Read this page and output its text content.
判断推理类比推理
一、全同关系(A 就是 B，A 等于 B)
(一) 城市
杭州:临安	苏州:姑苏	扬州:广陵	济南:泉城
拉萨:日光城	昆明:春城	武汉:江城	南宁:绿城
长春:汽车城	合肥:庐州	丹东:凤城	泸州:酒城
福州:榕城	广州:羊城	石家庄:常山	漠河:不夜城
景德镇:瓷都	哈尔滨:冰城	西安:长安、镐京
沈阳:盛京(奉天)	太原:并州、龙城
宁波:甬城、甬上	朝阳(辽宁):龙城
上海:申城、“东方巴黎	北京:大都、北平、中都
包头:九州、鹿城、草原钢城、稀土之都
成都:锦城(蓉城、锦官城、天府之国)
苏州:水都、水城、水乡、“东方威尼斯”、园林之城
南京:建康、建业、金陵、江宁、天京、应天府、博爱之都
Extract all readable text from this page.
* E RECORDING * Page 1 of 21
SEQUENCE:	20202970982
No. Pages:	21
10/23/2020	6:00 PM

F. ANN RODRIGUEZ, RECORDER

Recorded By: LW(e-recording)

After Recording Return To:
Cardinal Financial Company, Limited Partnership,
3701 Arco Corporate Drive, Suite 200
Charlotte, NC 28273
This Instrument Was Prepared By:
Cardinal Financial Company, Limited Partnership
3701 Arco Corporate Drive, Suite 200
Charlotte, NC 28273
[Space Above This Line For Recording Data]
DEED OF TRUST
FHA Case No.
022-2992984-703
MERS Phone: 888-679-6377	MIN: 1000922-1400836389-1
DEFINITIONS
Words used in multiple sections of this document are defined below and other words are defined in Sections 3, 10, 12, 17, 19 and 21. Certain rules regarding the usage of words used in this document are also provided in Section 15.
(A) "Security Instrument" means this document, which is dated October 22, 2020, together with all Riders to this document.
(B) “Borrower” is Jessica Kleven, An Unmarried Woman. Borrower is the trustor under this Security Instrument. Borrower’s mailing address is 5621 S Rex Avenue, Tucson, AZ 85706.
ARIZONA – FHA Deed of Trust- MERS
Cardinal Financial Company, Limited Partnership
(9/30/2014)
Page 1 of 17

=-=-=

### Stated task
Report only the number of lines in the listing that contain the word "text".

### Answer for the task
2